= RECORDS TO PROCESS =
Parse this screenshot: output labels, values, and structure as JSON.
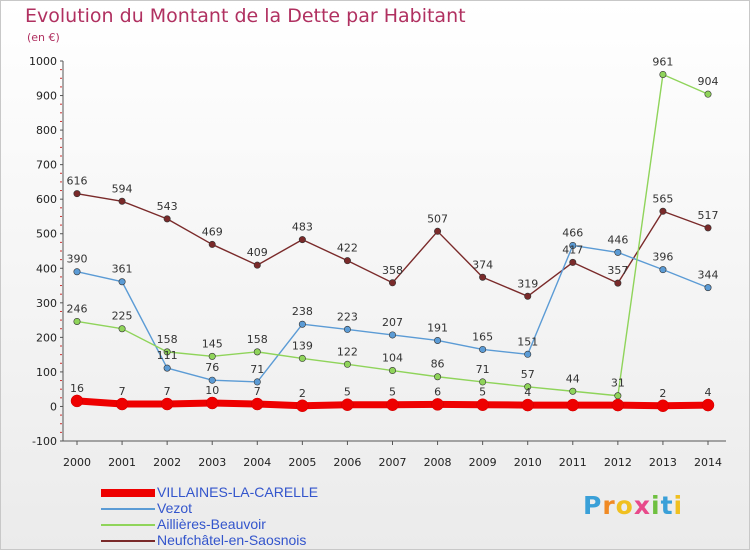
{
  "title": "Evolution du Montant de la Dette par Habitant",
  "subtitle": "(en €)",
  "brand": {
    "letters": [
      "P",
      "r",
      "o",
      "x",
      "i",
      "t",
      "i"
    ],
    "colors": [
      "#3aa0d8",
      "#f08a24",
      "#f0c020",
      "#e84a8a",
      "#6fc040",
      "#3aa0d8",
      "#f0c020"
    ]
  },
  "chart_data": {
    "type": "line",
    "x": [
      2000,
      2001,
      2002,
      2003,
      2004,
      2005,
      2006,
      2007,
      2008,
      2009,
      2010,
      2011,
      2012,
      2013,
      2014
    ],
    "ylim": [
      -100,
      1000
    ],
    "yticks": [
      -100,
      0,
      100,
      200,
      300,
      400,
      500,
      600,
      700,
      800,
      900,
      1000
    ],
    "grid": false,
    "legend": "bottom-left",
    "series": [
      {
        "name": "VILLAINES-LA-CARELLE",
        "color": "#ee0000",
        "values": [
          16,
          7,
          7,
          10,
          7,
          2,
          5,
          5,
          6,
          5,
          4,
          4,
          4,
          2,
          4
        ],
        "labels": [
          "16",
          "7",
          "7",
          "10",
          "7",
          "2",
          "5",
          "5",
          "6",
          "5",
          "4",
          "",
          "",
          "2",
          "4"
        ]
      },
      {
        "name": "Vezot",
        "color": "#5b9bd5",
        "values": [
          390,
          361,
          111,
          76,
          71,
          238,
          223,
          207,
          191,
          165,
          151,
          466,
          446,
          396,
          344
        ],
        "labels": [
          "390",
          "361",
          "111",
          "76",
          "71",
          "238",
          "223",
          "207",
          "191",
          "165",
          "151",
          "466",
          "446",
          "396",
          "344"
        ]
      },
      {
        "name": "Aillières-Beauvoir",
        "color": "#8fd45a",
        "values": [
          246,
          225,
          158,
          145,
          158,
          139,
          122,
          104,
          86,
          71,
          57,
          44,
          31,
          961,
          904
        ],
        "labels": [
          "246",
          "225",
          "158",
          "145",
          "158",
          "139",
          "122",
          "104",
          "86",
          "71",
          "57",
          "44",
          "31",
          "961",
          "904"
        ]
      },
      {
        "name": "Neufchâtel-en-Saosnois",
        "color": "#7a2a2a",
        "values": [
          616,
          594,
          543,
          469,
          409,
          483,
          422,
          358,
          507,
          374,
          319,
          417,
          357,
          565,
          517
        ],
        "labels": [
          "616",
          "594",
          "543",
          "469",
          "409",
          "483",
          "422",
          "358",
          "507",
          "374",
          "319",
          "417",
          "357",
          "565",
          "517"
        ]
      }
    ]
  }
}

---

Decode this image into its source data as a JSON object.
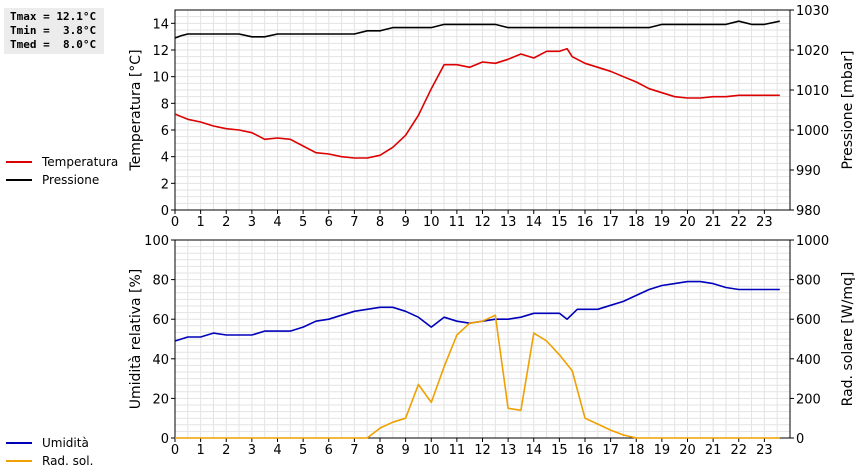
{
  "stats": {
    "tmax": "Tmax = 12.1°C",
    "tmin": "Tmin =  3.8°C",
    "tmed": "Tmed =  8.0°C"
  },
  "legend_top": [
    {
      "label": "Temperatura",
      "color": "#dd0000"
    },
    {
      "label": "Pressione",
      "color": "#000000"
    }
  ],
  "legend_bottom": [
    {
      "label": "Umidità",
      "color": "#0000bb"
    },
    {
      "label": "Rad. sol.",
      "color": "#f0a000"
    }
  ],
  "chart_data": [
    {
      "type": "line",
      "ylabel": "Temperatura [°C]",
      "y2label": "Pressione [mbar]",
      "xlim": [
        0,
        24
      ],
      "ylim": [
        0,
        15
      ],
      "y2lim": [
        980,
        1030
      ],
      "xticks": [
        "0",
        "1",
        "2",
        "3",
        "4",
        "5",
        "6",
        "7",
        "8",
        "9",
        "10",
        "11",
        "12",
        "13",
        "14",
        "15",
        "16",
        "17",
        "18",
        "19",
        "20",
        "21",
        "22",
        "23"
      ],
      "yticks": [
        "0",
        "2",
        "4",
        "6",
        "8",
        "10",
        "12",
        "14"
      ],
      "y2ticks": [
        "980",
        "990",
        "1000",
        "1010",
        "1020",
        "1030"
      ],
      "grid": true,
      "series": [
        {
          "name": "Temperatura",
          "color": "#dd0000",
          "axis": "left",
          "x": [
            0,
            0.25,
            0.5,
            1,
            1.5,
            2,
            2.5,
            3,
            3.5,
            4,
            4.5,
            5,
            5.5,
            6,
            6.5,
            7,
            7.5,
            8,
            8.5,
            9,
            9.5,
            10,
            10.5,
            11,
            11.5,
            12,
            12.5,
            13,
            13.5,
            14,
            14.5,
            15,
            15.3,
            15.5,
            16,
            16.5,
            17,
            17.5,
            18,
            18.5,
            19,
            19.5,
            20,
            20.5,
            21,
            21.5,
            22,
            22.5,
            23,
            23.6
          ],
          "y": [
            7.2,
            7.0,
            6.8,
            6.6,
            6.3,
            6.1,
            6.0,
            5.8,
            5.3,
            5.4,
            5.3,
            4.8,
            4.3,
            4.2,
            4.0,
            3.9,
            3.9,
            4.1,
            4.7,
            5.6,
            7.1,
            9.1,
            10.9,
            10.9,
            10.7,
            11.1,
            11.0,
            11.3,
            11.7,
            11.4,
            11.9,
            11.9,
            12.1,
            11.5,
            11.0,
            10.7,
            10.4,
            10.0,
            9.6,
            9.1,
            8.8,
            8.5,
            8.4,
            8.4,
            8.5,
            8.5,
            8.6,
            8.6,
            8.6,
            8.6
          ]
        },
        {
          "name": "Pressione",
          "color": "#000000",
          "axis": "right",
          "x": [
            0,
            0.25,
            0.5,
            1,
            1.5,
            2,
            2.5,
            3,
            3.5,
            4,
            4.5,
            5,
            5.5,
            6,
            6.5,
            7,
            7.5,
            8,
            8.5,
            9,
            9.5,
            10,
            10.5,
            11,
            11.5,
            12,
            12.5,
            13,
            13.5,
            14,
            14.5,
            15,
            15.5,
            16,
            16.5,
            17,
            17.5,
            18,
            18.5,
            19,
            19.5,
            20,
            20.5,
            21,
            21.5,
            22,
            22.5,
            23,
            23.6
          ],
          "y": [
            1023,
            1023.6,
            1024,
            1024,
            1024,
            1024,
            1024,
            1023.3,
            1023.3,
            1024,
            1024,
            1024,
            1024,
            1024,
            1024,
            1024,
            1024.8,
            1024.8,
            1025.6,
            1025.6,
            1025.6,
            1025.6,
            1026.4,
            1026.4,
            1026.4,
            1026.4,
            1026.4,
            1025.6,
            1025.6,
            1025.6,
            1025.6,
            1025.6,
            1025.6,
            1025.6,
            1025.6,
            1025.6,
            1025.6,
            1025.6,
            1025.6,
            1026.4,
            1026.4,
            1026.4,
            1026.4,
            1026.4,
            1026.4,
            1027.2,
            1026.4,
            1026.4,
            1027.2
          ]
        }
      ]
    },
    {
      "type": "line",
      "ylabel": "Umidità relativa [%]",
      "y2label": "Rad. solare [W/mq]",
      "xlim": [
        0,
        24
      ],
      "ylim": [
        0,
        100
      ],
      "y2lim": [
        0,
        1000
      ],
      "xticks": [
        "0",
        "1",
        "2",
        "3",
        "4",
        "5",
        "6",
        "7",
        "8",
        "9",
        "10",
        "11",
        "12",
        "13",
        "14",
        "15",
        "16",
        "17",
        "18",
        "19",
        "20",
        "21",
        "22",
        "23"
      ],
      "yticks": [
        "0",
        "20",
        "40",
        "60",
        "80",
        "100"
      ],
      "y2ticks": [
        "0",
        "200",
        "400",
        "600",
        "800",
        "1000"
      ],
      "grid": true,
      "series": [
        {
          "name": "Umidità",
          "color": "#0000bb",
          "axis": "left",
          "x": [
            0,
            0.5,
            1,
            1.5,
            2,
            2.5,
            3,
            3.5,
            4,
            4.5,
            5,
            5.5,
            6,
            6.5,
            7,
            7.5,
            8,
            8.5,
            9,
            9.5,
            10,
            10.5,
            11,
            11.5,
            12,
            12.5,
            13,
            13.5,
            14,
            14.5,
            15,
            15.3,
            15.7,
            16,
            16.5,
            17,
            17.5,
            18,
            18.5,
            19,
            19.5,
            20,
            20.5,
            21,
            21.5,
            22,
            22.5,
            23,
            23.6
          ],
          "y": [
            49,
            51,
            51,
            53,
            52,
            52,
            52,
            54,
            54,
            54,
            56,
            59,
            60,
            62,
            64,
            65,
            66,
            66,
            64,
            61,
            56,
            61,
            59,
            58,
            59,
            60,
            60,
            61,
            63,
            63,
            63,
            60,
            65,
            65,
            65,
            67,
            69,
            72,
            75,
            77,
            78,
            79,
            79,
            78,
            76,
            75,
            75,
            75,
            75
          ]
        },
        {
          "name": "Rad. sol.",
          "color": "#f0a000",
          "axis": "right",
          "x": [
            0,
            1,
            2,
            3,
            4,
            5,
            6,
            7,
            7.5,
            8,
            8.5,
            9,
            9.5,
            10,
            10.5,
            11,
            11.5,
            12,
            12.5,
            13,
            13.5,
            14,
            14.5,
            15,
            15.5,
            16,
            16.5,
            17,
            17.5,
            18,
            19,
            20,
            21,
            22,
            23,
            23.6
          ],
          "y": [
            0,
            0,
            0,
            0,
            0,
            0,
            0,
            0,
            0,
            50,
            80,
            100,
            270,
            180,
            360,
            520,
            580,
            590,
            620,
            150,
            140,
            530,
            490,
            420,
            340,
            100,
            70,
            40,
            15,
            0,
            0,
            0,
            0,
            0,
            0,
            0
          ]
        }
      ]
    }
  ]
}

= BRIEF =
Copy every line from the entries that contains the word "ylabel".

= EXERCISE OUTPUT =
      "ylabel": "Temperatura [°C]",
      "ylabel": "Umidità relativa [%]",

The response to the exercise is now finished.